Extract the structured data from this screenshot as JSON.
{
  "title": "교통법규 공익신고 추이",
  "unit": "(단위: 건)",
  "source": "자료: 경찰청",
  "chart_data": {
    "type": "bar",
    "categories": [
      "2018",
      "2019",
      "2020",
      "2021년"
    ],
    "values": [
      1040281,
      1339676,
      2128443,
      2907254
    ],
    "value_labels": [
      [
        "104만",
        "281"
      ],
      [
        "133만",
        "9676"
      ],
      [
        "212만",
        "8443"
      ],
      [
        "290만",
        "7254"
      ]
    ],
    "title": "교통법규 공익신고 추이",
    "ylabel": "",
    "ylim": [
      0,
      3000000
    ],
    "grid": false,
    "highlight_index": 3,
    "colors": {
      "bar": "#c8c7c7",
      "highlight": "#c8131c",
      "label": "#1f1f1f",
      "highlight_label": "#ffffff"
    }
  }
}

▶ _The problem_
Hand back the material above in full, exactly as written.

▶ _The response_
Extract the structured data from this screenshot as JSON.
{
  "title": "교통법규 공익신고 추이",
  "unit": "(단위: 건)",
  "source": "자료: 경찰청",
  "chart_data": {
    "type": "bar",
    "categories": [
      "2018",
      "2019",
      "2020",
      "2021년"
    ],
    "values": [
      1040281,
      1339676,
      2128443,
      2907254
    ],
    "value_labels": [
      [
        "104만",
        "281"
      ],
      [
        "133만",
        "9676"
      ],
      [
        "212만",
        "8443"
      ],
      [
        "290만",
        "7254"
      ]
    ],
    "title": "교통법규 공익신고 추이",
    "ylabel": "",
    "ylim": [
      0,
      3000000
    ],
    "grid": false,
    "highlight_index": 3,
    "colors": {
      "bar": "#c8c7c7",
      "highlight": "#c8131c",
      "label": "#1f1f1f",
      "highlight_label": "#ffffff"
    }
  }
}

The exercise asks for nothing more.